WHAT THIS TASK INVOLVES:
Find every line in the records below that holds the word "transactions", and copy it out.

STORED ROWS:
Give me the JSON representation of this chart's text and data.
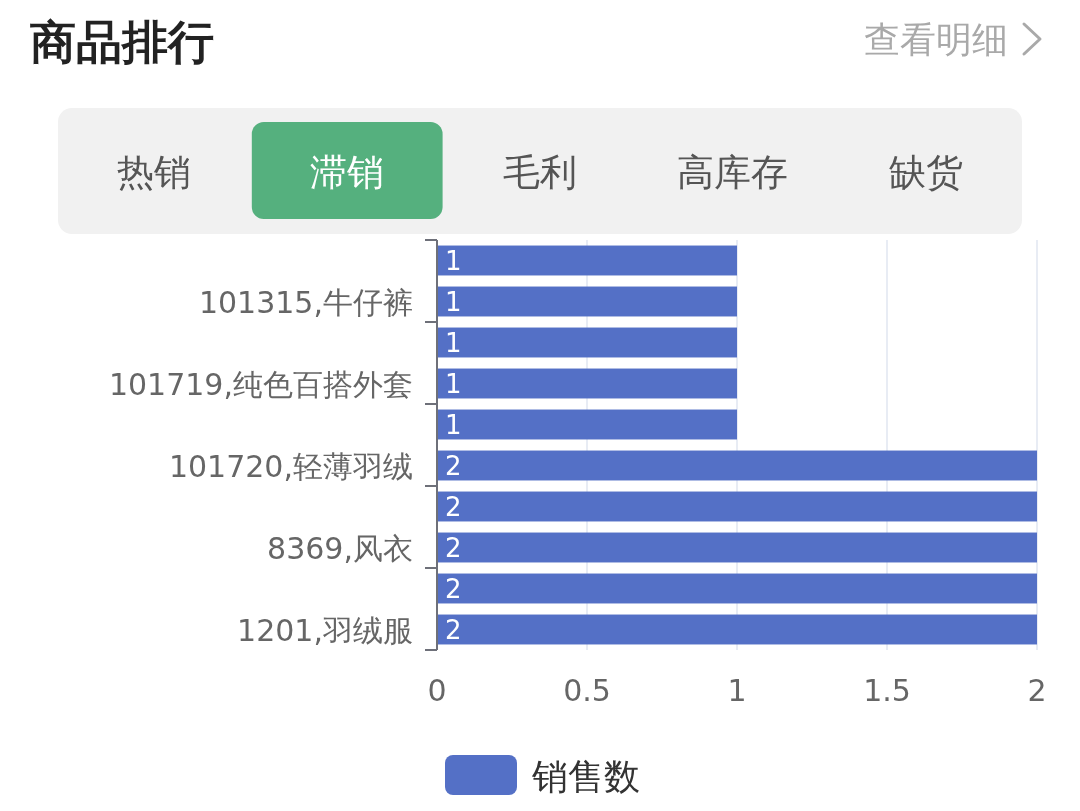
{
  "chart_data": {
    "type": "bar",
    "orientation": "horizontal",
    "title": "商品排行",
    "annotations": [
      "查看明细",
      "热销",
      "滞销",
      "毛利",
      "高库存",
      "缺货"
    ],
    "categories": [
      null,
      "101315,牛仔裤",
      null,
      "101719,纯色百搭外套",
      null,
      "101720,轻薄羽绒",
      null,
      "8369,风衣",
      null,
      "1201,羽绒服"
    ],
    "series": [
      {
        "name": "销售数",
        "color": "#5470c6",
        "values": [
          1,
          1,
          1,
          1,
          1,
          2,
          2,
          2,
          2,
          2
        ]
      }
    ],
    "xlim": [
      0,
      2
    ],
    "xticks": [
      0,
      0.5,
      1,
      1.5,
      2
    ],
    "grid": "x",
    "legend": "bottom",
    "data_labels": true
  }
}
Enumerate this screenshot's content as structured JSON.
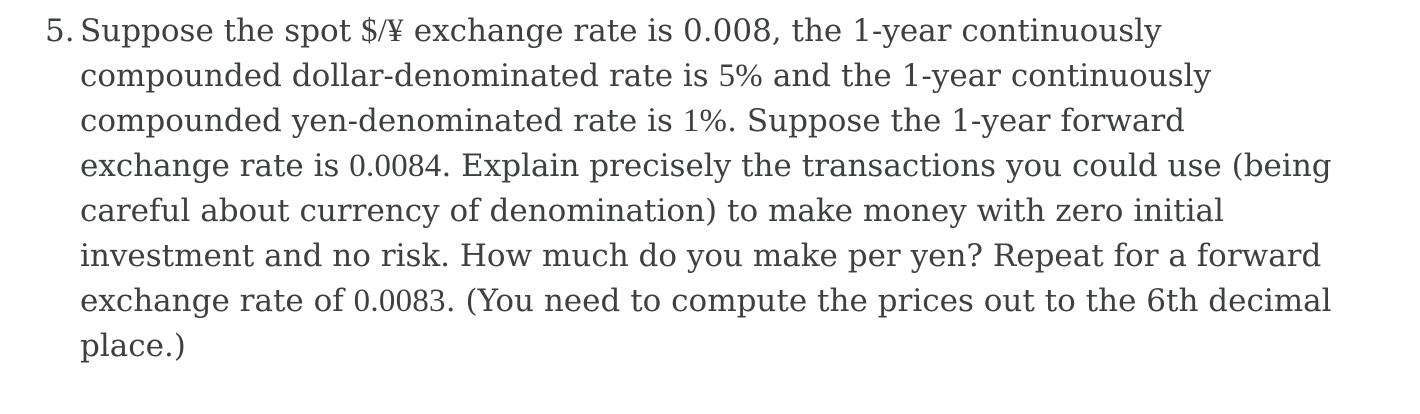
{
  "page": {
    "background_color": "#ffffff",
    "text_color": "#3d4043"
  },
  "problem": {
    "number": "5.",
    "full_text": "5. Suppose the spot $/¥ exchange rate is 0.008, the 1-year continuously compounded dollar-denominated rate is 5% and the 1-year continuously compounded yen-denominated rate is 1%. Suppose the 1-year forward exchange rate is 0.0084. Explain precisely the transactions you could use (being careful about currency of denomination) to make money with zero initial investment and no risk. How much do you make per yen? Repeat for a forward exchange rate of 0.0083. (You need to compute the prices out to the 6th decimal place.)",
    "lines": [
      [
        {
          "t": "Suppose the spot "
        },
        {
          "t": "$/¥",
          "m": true
        },
        {
          "t": " exchange rate is 0.008, the 1-year continuously"
        }
      ],
      [
        {
          "t": "compounded dollar-denominated rate is "
        },
        {
          "t": "5%",
          "m": true
        },
        {
          "t": " and the 1-year continuously"
        }
      ],
      [
        {
          "t": "compounded yen-denominated rate is "
        },
        {
          "t": "1%",
          "m": true
        },
        {
          "t": ". Suppose the 1-year forward"
        }
      ],
      [
        {
          "t": "exchange rate is "
        },
        {
          "t": "0.0084",
          "m": true
        },
        {
          "t": ". Explain precisely the transactions you could use (being"
        }
      ],
      [
        {
          "t": "careful about currency of denomination) to make money with zero initial"
        }
      ],
      [
        {
          "t": "investment and no risk. How much do you make per yen? Repeat for a forward"
        }
      ],
      [
        {
          "t": "exchange rate of "
        },
        {
          "t": "0.0083",
          "m": true
        },
        {
          "t": ". (You need to compute the prices out to the 6th decimal"
        }
      ],
      [
        {
          "t": "place.)"
        }
      ]
    ]
  }
}
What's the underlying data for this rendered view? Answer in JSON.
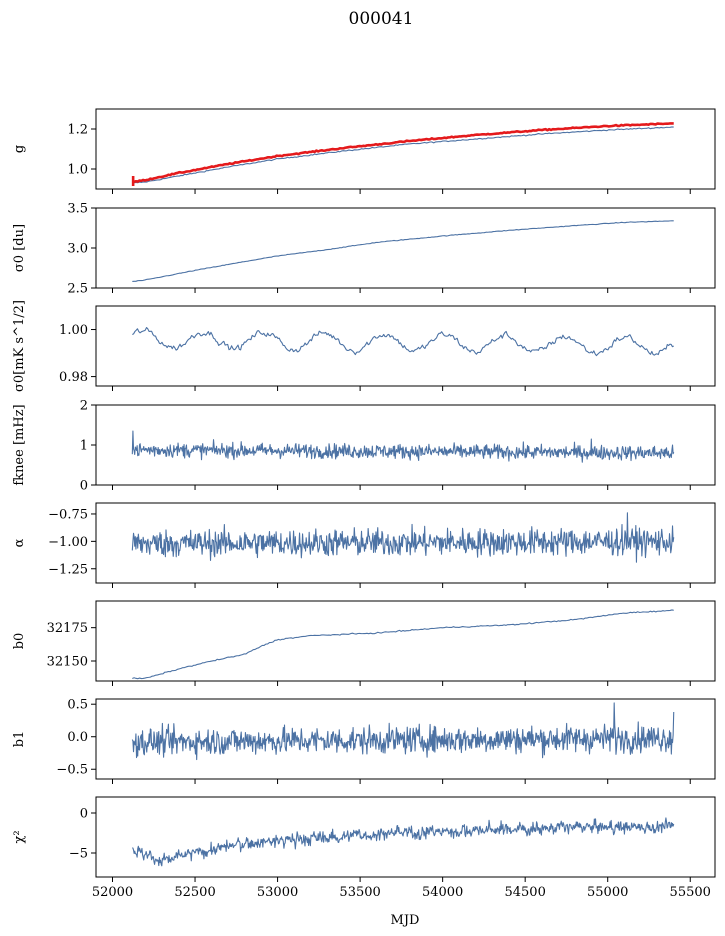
{
  "figure": {
    "title": "000041",
    "xlabel": "MJD",
    "colors": {
      "series": "#4c72a4",
      "fit": "#e41a1c"
    }
  },
  "chart_data": [
    {
      "type": "line",
      "ylabel": "g",
      "xlim": [
        51900,
        55650
      ],
      "ylim": [
        0.9,
        1.3
      ],
      "yticks": [
        {
          "v": 1.0,
          "label": "1.0"
        },
        {
          "v": 1.2,
          "label": "1.2"
        }
      ],
      "x_ticklabels": false,
      "series": [
        {
          "style": "main",
          "kind": "smooth",
          "x": [
            52120,
            52200,
            52400,
            52700,
            53000,
            53400,
            53800,
            54200,
            54600,
            55000,
            55400
          ],
          "y": [
            0.93,
            0.935,
            0.965,
            1.01,
            1.05,
            1.09,
            1.125,
            1.15,
            1.175,
            1.195,
            1.21
          ],
          "noise": 0.002
        },
        {
          "style": "fit",
          "kind": "smooth",
          "x": [
            52120,
            52200,
            52400,
            52700,
            53000,
            53400,
            53800,
            54200,
            54600,
            55000,
            55400
          ],
          "y": [
            0.935,
            0.945,
            0.98,
            1.025,
            1.065,
            1.105,
            1.14,
            1.17,
            1.195,
            1.215,
            1.228
          ],
          "noise": 0.002,
          "spike": {
            "x": 52125,
            "y0": 0.915,
            "y1": 0.965
          }
        }
      ]
    },
    {
      "type": "line",
      "ylabel": "σ0 [du]",
      "xlim": [
        51900,
        55650
      ],
      "ylim": [
        2.5,
        3.5
      ],
      "yticks": [
        {
          "v": 2.5,
          "label": "2.5"
        },
        {
          "v": 3.0,
          "label": "3.0"
        },
        {
          "v": 3.5,
          "label": "3.5"
        }
      ],
      "x_ticklabels": false,
      "series": [
        {
          "style": "main",
          "kind": "smooth",
          "x": [
            52120,
            52200,
            52500,
            52800,
            53000,
            53300,
            53600,
            54000,
            54400,
            54800,
            55100,
            55400
          ],
          "y": [
            2.58,
            2.6,
            2.72,
            2.83,
            2.9,
            2.98,
            3.07,
            3.15,
            3.22,
            3.28,
            3.32,
            3.34
          ],
          "noise": 0.003
        }
      ]
    },
    {
      "type": "line",
      "ylabel": "σ0[mK s^1/2]",
      "xlim": [
        51900,
        55650
      ],
      "ylim": [
        0.976,
        1.01
      ],
      "yticks": [
        {
          "v": 0.98,
          "label": "0.98"
        },
        {
          "v": 1.0,
          "label": "1.00"
        }
      ],
      "x_ticklabels": false,
      "series": [
        {
          "style": "main",
          "kind": "wave",
          "x0": 52120,
          "x1": 55400,
          "n": 420,
          "base0": 0.996,
          "base1": 0.993,
          "amp": 0.0035,
          "period": 365,
          "noise": 0.0018
        }
      ]
    },
    {
      "type": "line",
      "ylabel": "fknee [mHz]",
      "xlim": [
        51900,
        55650
      ],
      "ylim": [
        0,
        2
      ],
      "yticks": [
        {
          "v": 0,
          "label": "0"
        },
        {
          "v": 1,
          "label": "1"
        },
        {
          "v": 2,
          "label": "2"
        }
      ],
      "x_ticklabels": false,
      "series": [
        {
          "style": "main",
          "kind": "noise",
          "x0": 52120,
          "x1": 55400,
          "n": 900,
          "base0": 0.88,
          "base1": 0.8,
          "noise": 0.13,
          "spikes": [
            {
              "x": 52125,
              "y": 1.35
            },
            {
              "x": 54900,
              "y": 1.15
            }
          ]
        }
      ]
    },
    {
      "type": "line",
      "ylabel": "α",
      "xlim": [
        51900,
        55650
      ],
      "ylim": [
        -1.38,
        -0.65
      ],
      "yticks": [
        {
          "v": -1.25,
          "label": "−1.25"
        },
        {
          "v": -1.0,
          "label": "−1.00"
        },
        {
          "v": -0.75,
          "label": "−0.75"
        }
      ],
      "x_ticklabels": false,
      "series": [
        {
          "style": "main",
          "kind": "noise",
          "x0": 52120,
          "x1": 55400,
          "n": 900,
          "base0": -1.02,
          "base1": -1.0,
          "noise": 0.09,
          "spikes": [
            {
              "x": 55120,
              "y": -0.74
            }
          ]
        }
      ]
    },
    {
      "type": "line",
      "ylabel": "b0",
      "xlim": [
        51900,
        55650
      ],
      "ylim": [
        32135,
        32195
      ],
      "yticks": [
        {
          "v": 32150,
          "label": "32150"
        },
        {
          "v": 32175,
          "label": "32175"
        }
      ],
      "x_ticklabels": false,
      "series": [
        {
          "style": "main",
          "kind": "smooth",
          "x": [
            52120,
            52200,
            52400,
            52600,
            52800,
            52900,
            53000,
            53200,
            53600,
            54000,
            54400,
            54800,
            55100,
            55400
          ],
          "y": [
            32137,
            32137,
            32144,
            32150,
            32155,
            32161,
            32166,
            32169,
            32171,
            32175,
            32177,
            32181,
            32186,
            32188
          ],
          "noise": 0.3
        }
      ]
    },
    {
      "type": "line",
      "ylabel": "b1",
      "xlim": [
        51900,
        55650
      ],
      "ylim": [
        -0.65,
        0.58
      ],
      "yticks": [
        {
          "v": -0.5,
          "label": "−0.5"
        },
        {
          "v": 0.0,
          "label": "0.0"
        },
        {
          "v": 0.5,
          "label": "0.5"
        }
      ],
      "x_ticklabels": false,
      "series": [
        {
          "style": "main",
          "kind": "noise",
          "x0": 52120,
          "x1": 55400,
          "n": 900,
          "base0": -0.08,
          "base1": -0.02,
          "noise": 0.15,
          "spikes": [
            {
              "x": 55040,
              "y": 0.52
            },
            {
              "x": 55400,
              "y": 0.38
            }
          ]
        }
      ]
    },
    {
      "type": "line",
      "ylabel": "χ²",
      "xlim": [
        51900,
        55650
      ],
      "ylim": [
        -8,
        2
      ],
      "yticks": [
        {
          "v": -5,
          "label": "−5"
        },
        {
          "v": 0,
          "label": "0"
        }
      ],
      "x_ticklabels": true,
      "xticks": [
        {
          "v": 52000,
          "label": "52000"
        },
        {
          "v": 52500,
          "label": "52500"
        },
        {
          "v": 53000,
          "label": "53000"
        },
        {
          "v": 53500,
          "label": "53500"
        },
        {
          "v": 54000,
          "label": "54000"
        },
        {
          "v": 54500,
          "label": "54500"
        },
        {
          "v": 55000,
          "label": "55000"
        },
        {
          "v": 55500,
          "label": "55500"
        }
      ],
      "series": [
        {
          "style": "main",
          "kind": "trend",
          "x": [
            52120,
            52300,
            52500,
            52800,
            53200,
            53600,
            54000,
            54400,
            54800,
            55400
          ],
          "y": [
            -4.5,
            -6.0,
            -5.0,
            -3.8,
            -3.2,
            -2.6,
            -2.3,
            -2.0,
            -1.8,
            -1.7
          ],
          "noise": 0.7
        }
      ]
    }
  ]
}
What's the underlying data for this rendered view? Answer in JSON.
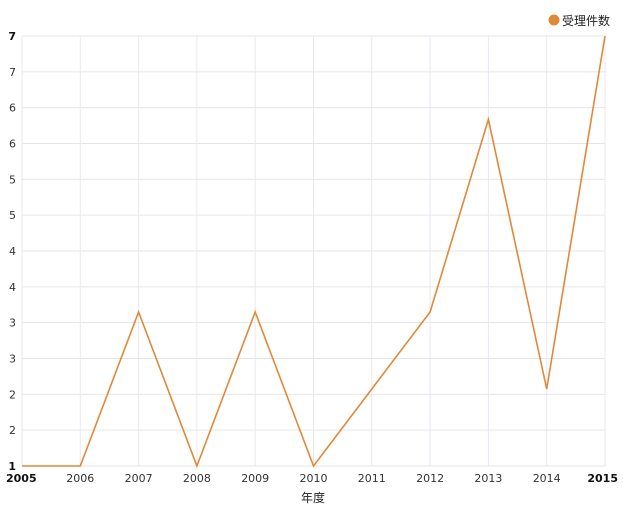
{
  "chart_data": {
    "type": "line",
    "title": "",
    "xlabel": "年度",
    "ylabel": "",
    "x": [
      "2005",
      "2006",
      "2007",
      "2008",
      "2009",
      "2010",
      "2011",
      "2012",
      "2013",
      "2014",
      "2015"
    ],
    "series": [
      {
        "name": "受理件数",
        "color": "#E0893A",
        "values": [
          1,
          1,
          3.4,
          1,
          3.4,
          1,
          2.2,
          3.4,
          6.4,
          2.2,
          7.7
        ]
      }
    ],
    "ylim": [
      1,
      7.7
    ],
    "y_tick_labels": [
      "1",
      "2",
      "2",
      "3",
      "3",
      "4",
      "4",
      "5",
      "5",
      "6",
      "6",
      "7",
      "7"
    ],
    "grid": true,
    "legend": "top-right"
  }
}
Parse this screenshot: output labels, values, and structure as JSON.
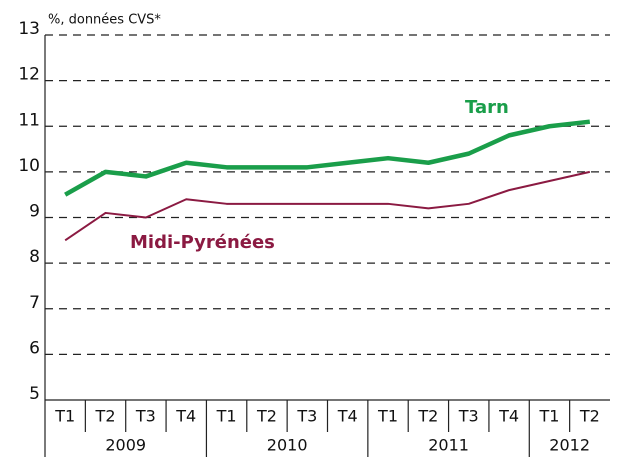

ANSWER TO THE PROBLEM:
    "full_text": "5. Suppose the spot $/¥ exchange rate is 0.008, the 1-year continuously compounded dollar-denominated rate is 5% and the 1-year continuously compounded yen-denominated rate is 1%. Suppose the 1-year forward exchange rate is 0.0084. Explain precisely the transactions you could use (being careful about currency of denomination) to make money with zero initial investment and no risk. How much do you make per yen? Repeat for a forward exchange rate of 0.0083. (You need to compute the prices out to the 6th decimal place.)",
          "t": ". Explain precisely the transactions you could use (being"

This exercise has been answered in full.